*PROBLEM REQUIREMENTS:* Update the records by changing every "Expert" to "Hard" and leaving all other text untouched.

Spatial layout data:
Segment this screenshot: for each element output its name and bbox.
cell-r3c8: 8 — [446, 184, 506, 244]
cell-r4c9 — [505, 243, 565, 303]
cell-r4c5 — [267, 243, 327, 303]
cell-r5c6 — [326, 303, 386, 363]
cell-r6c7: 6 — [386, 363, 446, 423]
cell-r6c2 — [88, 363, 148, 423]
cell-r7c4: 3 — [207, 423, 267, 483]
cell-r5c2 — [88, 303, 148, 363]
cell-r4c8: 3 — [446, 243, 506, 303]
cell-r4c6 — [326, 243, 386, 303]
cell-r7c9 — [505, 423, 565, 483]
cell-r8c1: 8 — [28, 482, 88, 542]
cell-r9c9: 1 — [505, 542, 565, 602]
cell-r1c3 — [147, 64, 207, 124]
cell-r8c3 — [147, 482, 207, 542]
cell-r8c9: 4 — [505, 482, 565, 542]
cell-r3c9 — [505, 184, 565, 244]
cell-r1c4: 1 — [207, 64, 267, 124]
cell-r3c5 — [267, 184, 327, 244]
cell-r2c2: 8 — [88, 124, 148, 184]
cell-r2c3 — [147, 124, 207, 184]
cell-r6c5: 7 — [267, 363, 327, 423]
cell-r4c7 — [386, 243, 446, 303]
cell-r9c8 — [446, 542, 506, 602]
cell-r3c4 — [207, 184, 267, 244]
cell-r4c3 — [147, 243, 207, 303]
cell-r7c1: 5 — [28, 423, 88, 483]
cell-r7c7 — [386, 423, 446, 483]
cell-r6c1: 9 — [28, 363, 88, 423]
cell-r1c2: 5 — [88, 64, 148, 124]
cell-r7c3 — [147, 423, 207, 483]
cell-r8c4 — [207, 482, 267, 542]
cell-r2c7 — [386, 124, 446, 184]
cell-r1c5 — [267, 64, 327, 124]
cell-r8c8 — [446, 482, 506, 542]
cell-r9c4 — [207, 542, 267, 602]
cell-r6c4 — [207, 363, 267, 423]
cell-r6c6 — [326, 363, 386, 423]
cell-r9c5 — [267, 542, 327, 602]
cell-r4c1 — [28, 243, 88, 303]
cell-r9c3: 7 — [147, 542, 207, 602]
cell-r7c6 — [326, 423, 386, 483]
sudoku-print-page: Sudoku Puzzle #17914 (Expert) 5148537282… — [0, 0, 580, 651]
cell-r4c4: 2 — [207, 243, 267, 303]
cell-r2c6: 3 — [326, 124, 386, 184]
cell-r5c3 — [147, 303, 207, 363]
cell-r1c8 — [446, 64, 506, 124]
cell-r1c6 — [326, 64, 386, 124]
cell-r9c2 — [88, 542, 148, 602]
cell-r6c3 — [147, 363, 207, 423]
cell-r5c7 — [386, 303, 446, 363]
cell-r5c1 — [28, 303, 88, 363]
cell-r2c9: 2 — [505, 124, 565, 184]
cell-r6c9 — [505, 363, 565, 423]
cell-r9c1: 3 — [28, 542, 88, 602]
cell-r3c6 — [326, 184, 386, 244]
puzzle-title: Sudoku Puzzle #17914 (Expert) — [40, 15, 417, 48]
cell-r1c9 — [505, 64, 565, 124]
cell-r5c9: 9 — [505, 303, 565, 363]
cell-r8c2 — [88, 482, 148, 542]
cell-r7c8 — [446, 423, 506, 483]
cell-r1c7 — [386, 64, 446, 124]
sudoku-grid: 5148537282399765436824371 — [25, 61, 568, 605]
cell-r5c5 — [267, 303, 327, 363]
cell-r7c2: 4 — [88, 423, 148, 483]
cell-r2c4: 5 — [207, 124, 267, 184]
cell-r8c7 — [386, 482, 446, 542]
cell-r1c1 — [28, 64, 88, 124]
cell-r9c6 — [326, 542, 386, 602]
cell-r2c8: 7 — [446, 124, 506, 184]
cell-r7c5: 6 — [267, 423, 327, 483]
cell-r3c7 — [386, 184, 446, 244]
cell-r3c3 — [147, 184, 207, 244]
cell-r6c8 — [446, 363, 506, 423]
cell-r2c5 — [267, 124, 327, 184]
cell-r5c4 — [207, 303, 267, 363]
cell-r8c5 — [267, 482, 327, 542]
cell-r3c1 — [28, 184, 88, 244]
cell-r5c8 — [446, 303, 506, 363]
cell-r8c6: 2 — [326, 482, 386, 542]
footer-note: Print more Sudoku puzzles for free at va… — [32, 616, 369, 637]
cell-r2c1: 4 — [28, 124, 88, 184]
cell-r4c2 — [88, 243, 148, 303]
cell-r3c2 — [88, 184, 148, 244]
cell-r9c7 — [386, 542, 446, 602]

*SOLUTION TO THE EXERCISE:*
Segment this screenshot: for each element output its name and bbox.
cell-r3c8: 8 — [446, 184, 506, 244]
cell-r4c9 — [505, 243, 565, 303]
cell-r4c5 — [267, 243, 327, 303]
cell-r5c6 — [326, 303, 386, 363]
cell-r6c7: 6 — [386, 363, 446, 423]
cell-r6c2 — [88, 363, 148, 423]
cell-r7c4: 3 — [207, 423, 267, 483]
cell-r5c2 — [88, 303, 148, 363]
cell-r4c8: 3 — [446, 243, 506, 303]
cell-r4c6 — [326, 243, 386, 303]
cell-r7c9 — [505, 423, 565, 483]
cell-r8c1: 8 — [28, 482, 88, 542]
cell-r9c9: 1 — [505, 542, 565, 602]
cell-r1c3 — [147, 64, 207, 124]
cell-r8c3 — [147, 482, 207, 542]
cell-r8c9: 4 — [505, 482, 565, 542]
cell-r3c9 — [505, 184, 565, 244]
cell-r1c4: 1 — [207, 64, 267, 124]
cell-r3c5 — [267, 184, 327, 244]
cell-r2c2: 8 — [88, 124, 148, 184]
cell-r2c3 — [147, 124, 207, 184]
cell-r6c5: 7 — [267, 363, 327, 423]
cell-r4c7 — [386, 243, 446, 303]
cell-r9c8 — [446, 542, 506, 602]
cell-r3c4 — [207, 184, 267, 244]
cell-r4c3 — [147, 243, 207, 303]
cell-r7c1: 5 — [28, 423, 88, 483]
cell-r7c7 — [386, 423, 446, 483]
cell-r6c1: 9 — [28, 363, 88, 423]
cell-r1c2: 5 — [88, 64, 148, 124]
cell-r7c3 — [147, 423, 207, 483]
cell-r8c4 — [207, 482, 267, 542]
cell-r2c7 — [386, 124, 446, 184]
cell-r1c5 — [267, 64, 327, 124]
cell-r8c8 — [446, 482, 506, 542]
cell-r9c4 — [207, 542, 267, 602]
cell-r6c4 — [207, 363, 267, 423]
cell-r6c6 — [326, 363, 386, 423]
cell-r9c5 — [267, 542, 327, 602]
cell-r4c1 — [28, 243, 88, 303]
cell-r9c3: 7 — [147, 542, 207, 602]
cell-r7c6 — [326, 423, 386, 483]
sudoku-print-page: Sudoku Puzzle #17914 (Hard) 5148537282… — [0, 0, 580, 651]
cell-r4c4: 2 — [207, 243, 267, 303]
cell-r2c6: 3 — [326, 124, 386, 184]
cell-r5c3 — [147, 303, 207, 363]
cell-r1c8 — [446, 64, 506, 124]
cell-r1c6 — [326, 64, 386, 124]
cell-r9c2 — [88, 542, 148, 602]
cell-r6c3 — [147, 363, 207, 423]
cell-r5c7 — [386, 303, 446, 363]
cell-r5c1 — [28, 303, 88, 363]
cell-r2c9: 2 — [505, 124, 565, 184]
cell-r6c9 — [505, 363, 565, 423]
cell-r9c1: 3 — [28, 542, 88, 602]
cell-r3c6 — [326, 184, 386, 244]
puzzle-title: Sudoku Puzzle #17914 (Hard) — [40, 15, 417, 48]
cell-r1c9 — [505, 64, 565, 124]
cell-r5c9: 9 — [505, 303, 565, 363]
cell-r8c2 — [88, 482, 148, 542]
cell-r7c8 — [446, 423, 506, 483]
cell-r1c7 — [386, 64, 446, 124]
sudoku-grid: 5148537282399765436824371 — [25, 61, 568, 605]
cell-r5c5 — [267, 303, 327, 363]
cell-r7c2: 4 — [88, 423, 148, 483]
cell-r2c4: 5 — [207, 124, 267, 184]
cell-r8c7 — [386, 482, 446, 542]
cell-r1c1 — [28, 64, 88, 124]
cell-r9c6 — [326, 542, 386, 602]
cell-r2c8: 7 — [446, 124, 506, 184]
cell-r7c5: 6 — [267, 423, 327, 483]
cell-r3c7 — [386, 184, 446, 244]
cell-r3c3 — [147, 184, 207, 244]
cell-r6c8 — [446, 363, 506, 423]
cell-r2c5 — [267, 124, 327, 184]
cell-r5c4 — [207, 303, 267, 363]
cell-r8c5 — [267, 482, 327, 542]
cell-r3c1 — [28, 184, 88, 244]
cell-r5c8 — [446, 303, 506, 363]
cell-r8c6: 2 — [326, 482, 386, 542]
footer-note: Print more Sudoku puzzles for free at va… — [32, 616, 369, 637]
cell-r2c1: 4 — [28, 124, 88, 184]
cell-r4c2 — [88, 243, 148, 303]
cell-r3c2 — [88, 184, 148, 244]
cell-r9c7 — [386, 542, 446, 602]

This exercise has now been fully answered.